[Source data]
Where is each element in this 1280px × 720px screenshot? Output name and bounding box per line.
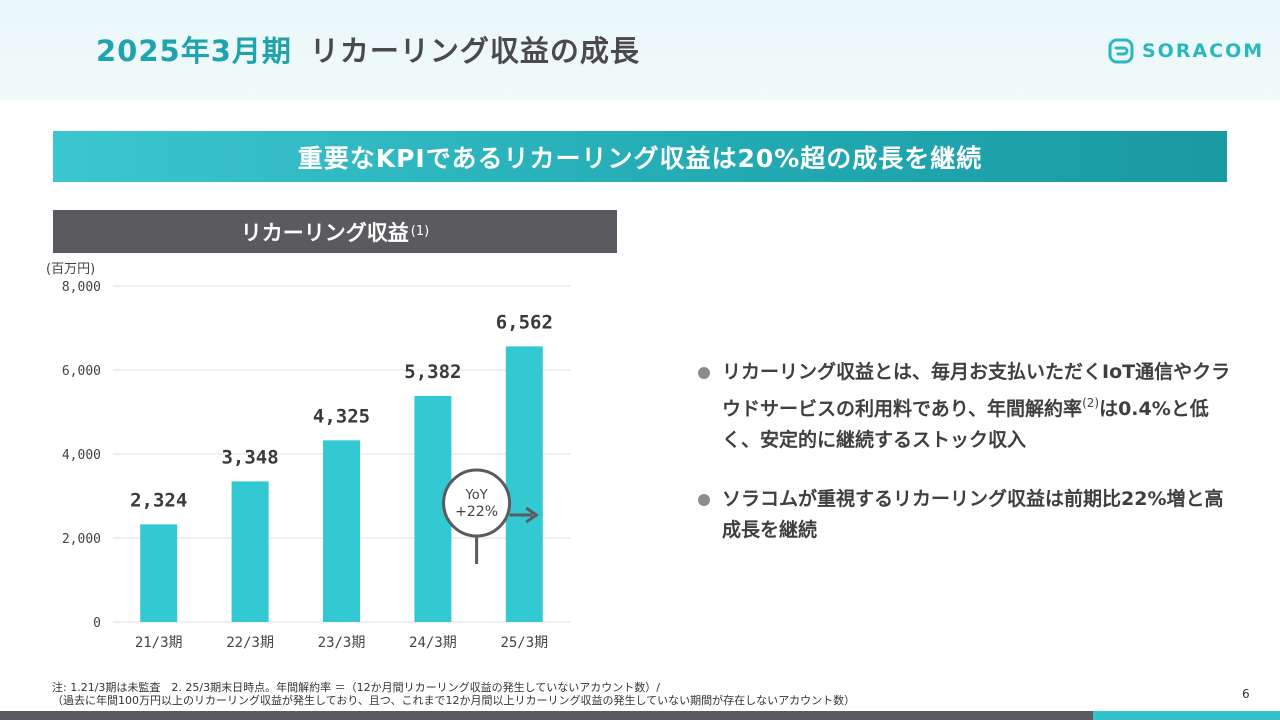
x-tick-label: 25/3期	[500, 635, 548, 651]
page-title: 2025年3月期 リカーリング収益の成長	[96, 28, 640, 70]
x-tick-label: 21/3期	[135, 635, 183, 651]
chart-title: リカーリング収益	[240, 220, 409, 245]
y-tick-label: 8,000	[62, 280, 101, 295]
bullet-dot-icon	[698, 494, 710, 506]
bullet-item-2: ソラコムが重視するリカーリング収益は前期比22%増と高成長を継続	[698, 484, 1238, 546]
footnote-line-1: 注: 1.21/3期は未監査 2. 25/3期末日時点。年間解約率 ＝（12か月…	[52, 681, 660, 694]
bottom-accent	[1093, 711, 1280, 720]
yoy-label: YoY	[465, 488, 488, 503]
bottom-bar	[0, 711, 1093, 720]
yoy-value: +22%	[455, 504, 498, 520]
chart-title-note: (1)	[410, 224, 430, 239]
bullet-1-note: (2)	[1082, 396, 1100, 410]
bullet-list: リカーリング収益とは、毎月お支払いただくIoT通信やクラウドサービスの利用料であ…	[698, 357, 1238, 574]
bullet-1-text-after: は0.4%と低く、安定的に継続するストック収入	[722, 398, 1209, 451]
title-period: 2025年3月期	[96, 34, 292, 68]
x-tick-label: 24/3期	[409, 635, 457, 651]
data-label: 2,324	[130, 489, 187, 511]
data-label: 5,382	[404, 361, 461, 383]
x-tick-label: 23/3期	[318, 635, 366, 651]
bullet-2-text: ソラコムが重視するリカーリング収益は前期比22%増と高成長を継続	[722, 488, 1224, 541]
data-label: 4,325	[313, 405, 370, 427]
footnote: 注: 1.21/3期は未監査 2. 25/3期末日時点。年間解約率 ＝（12か月…	[52, 681, 855, 707]
bar	[505, 346, 543, 622]
logo-mark-icon	[1108, 38, 1134, 64]
kpi-banner: 重要なKPIであるリカーリング収益は20%超の成長を継続	[53, 131, 1227, 182]
y-unit-label: (百万円)	[46, 262, 95, 277]
soracom-logo: SORACOM	[1108, 34, 1264, 68]
footnote-line-2: （過去に年間100万円以上のリカーリング収益が発生しており、且つ、これまで12か…	[52, 694, 856, 707]
bar	[323, 440, 360, 622]
y-tick-label: 0	[93, 616, 101, 631]
title-main: リカーリング収益の成長	[309, 34, 640, 68]
y-tick-label: 6,000	[62, 364, 101, 379]
page-number: 6	[1242, 687, 1250, 701]
slide-header: 2025年3月期 リカーリング収益の成長 SORACOM	[0, 0, 1280, 100]
logo-text: SORACOM	[1142, 40, 1265, 62]
bar	[140, 524, 178, 622]
y-tick-label: 4,000	[62, 448, 101, 463]
chart-header: リカーリング収益 (1)	[53, 210, 617, 253]
yoy-arrow-head-icon	[525, 506, 539, 524]
y-tick-label: 2,000	[62, 532, 101, 547]
bullet-item-1: リカーリング収益とは、毎月お支払いただくIoT通信やクラウドサービスの利用料であ…	[698, 357, 1238, 456]
bullet-1-text: リカーリング収益とは、毎月お支払いただくIoT通信やクラウドサービスの利用料であ…	[722, 361, 1231, 420]
yoy-circle	[442, 468, 512, 538]
x-tick-label: 22/3期	[226, 635, 274, 651]
data-label: 3,348	[221, 446, 278, 468]
data-label: 6,562	[496, 311, 553, 333]
bar	[231, 481, 269, 622]
bullet-dot-icon	[698, 367, 710, 379]
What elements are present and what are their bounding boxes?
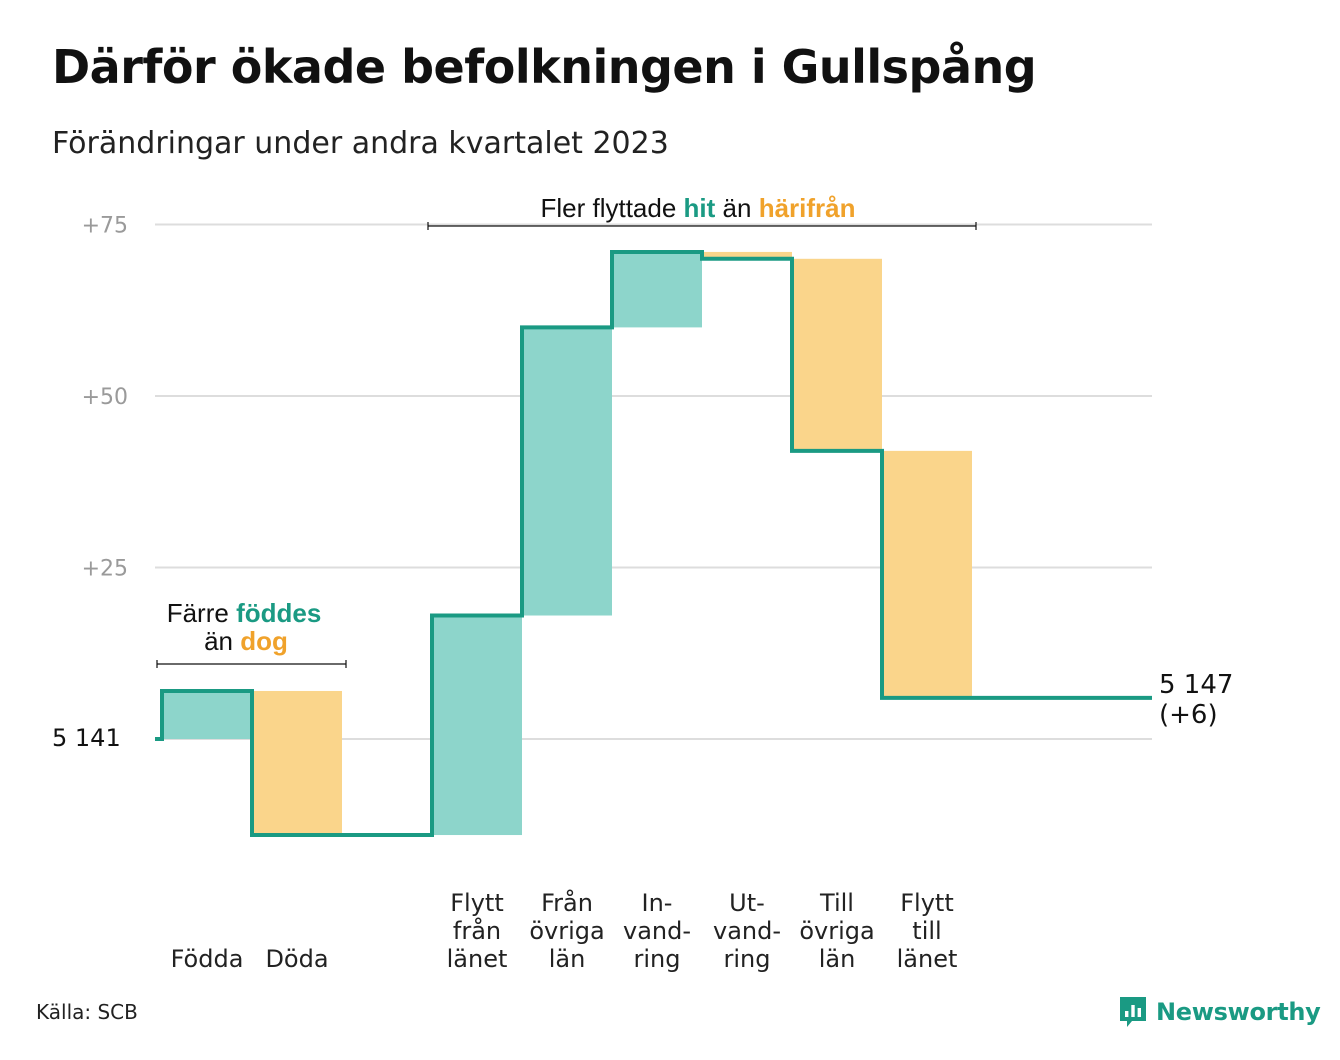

To do: Repeat all of the items above line for line, leaving out the pictures.

Exercise response:
Where is each element in this 1280px × 720px screenshot? Output name and bounding box per line.
x-tick-label: 25/3期	[500, 635, 548, 651]
page-title: 2025年3月期 リカーリング収益の成長	[96, 28, 640, 70]
x-tick-label: 21/3期	[135, 635, 183, 651]
chart-title: リカーリング収益	[240, 220, 409, 245]
y-tick-label: 8,000	[62, 280, 101, 295]
bullet-dot-icon	[698, 494, 710, 506]
bullet-item-2: ソラコムが重視するリカーリング収益は前期比22%増と高成長を継続	[698, 484, 1238, 546]
footnote-line-1: 注: 1.21/3期は未監査 2. 25/3期末日時点。年間解約率 ＝（12か月…	[52, 681, 660, 694]
bottom-accent	[1093, 711, 1280, 720]
yoy-label: YoY	[465, 488, 488, 503]
bottom-bar	[0, 711, 1093, 720]
yoy-value: +22%	[455, 504, 498, 520]
chart-title-note: (1)	[410, 224, 430, 239]
bullet-1-note: (2)	[1082, 396, 1100, 410]
bullet-list: リカーリング収益とは、毎月お支払いただくIoT通信やクラウドサービスの利用料であ…	[698, 357, 1238, 574]
bullet-1-text-after: は0.4%と低く、安定的に継続するストック収入	[722, 398, 1209, 451]
title-period: 2025年3月期	[96, 34, 292, 68]
x-tick-label: 24/3期	[409, 635, 457, 651]
data-label: 2,324	[130, 489, 187, 511]
data-label: 5,382	[404, 361, 461, 383]
x-tick-label: 23/3期	[318, 635, 366, 651]
bullet-2-text: ソラコムが重視するリカーリング収益は前期比22%増と高成長を継続	[722, 488, 1224, 541]
data-label: 4,325	[313, 405, 370, 427]
footnote: 注: 1.21/3期は未監査 2. 25/3期末日時点。年間解約率 ＝（12か月…	[52, 681, 855, 707]
bar	[505, 346, 543, 622]
logo-mark-icon	[1108, 38, 1134, 64]
kpi-banner: 重要なKPIであるリカーリング収益は20%超の成長を継続	[53, 131, 1227, 182]
y-unit-label: (百万円)	[46, 262, 95, 277]
soracom-logo: SORACOM	[1108, 34, 1264, 68]
footnote-line-2: （過去に年間100万円以上のリカーリング収益が発生しており、且つ、これまで12か…	[52, 694, 856, 707]
bar	[323, 440, 360, 622]
y-tick-label: 0	[93, 616, 101, 631]
title-main: リカーリング収益の成長	[309, 34, 640, 68]
y-tick-label: 6,000	[62, 364, 101, 379]
page-number: 6	[1242, 687, 1250, 701]
slide-header: 2025年3月期 リカーリング収益の成長 SORACOM	[0, 0, 1280, 100]
logo-text: SORACOM	[1142, 40, 1265, 62]
bar	[140, 524, 178, 622]
y-tick-label: 4,000	[62, 448, 101, 463]
chart-header: リカーリング収益 (1)	[53, 210, 617, 253]
yoy-arrow-head-icon	[525, 506, 539, 524]
y-tick-label: 2,000	[62, 532, 101, 547]
bullet-item-1: リカーリング収益とは、毎月お支払いただくIoT通信やクラウドサービスの利用料であ…	[698, 357, 1238, 456]
bullet-1-text: リカーリング収益とは、毎月お支払いただくIoT通信やクラウドサービスの利用料であ…	[722, 361, 1231, 420]
yoy-circle	[442, 468, 512, 538]
x-tick-label: 22/3期	[226, 635, 274, 651]
data-label: 3,348	[221, 446, 278, 468]
data-label: 6,562	[496, 311, 553, 333]
bar	[231, 481, 269, 622]
bullet-dot-icon	[698, 367, 710, 379]
What elements are present and what are their bounding boxes?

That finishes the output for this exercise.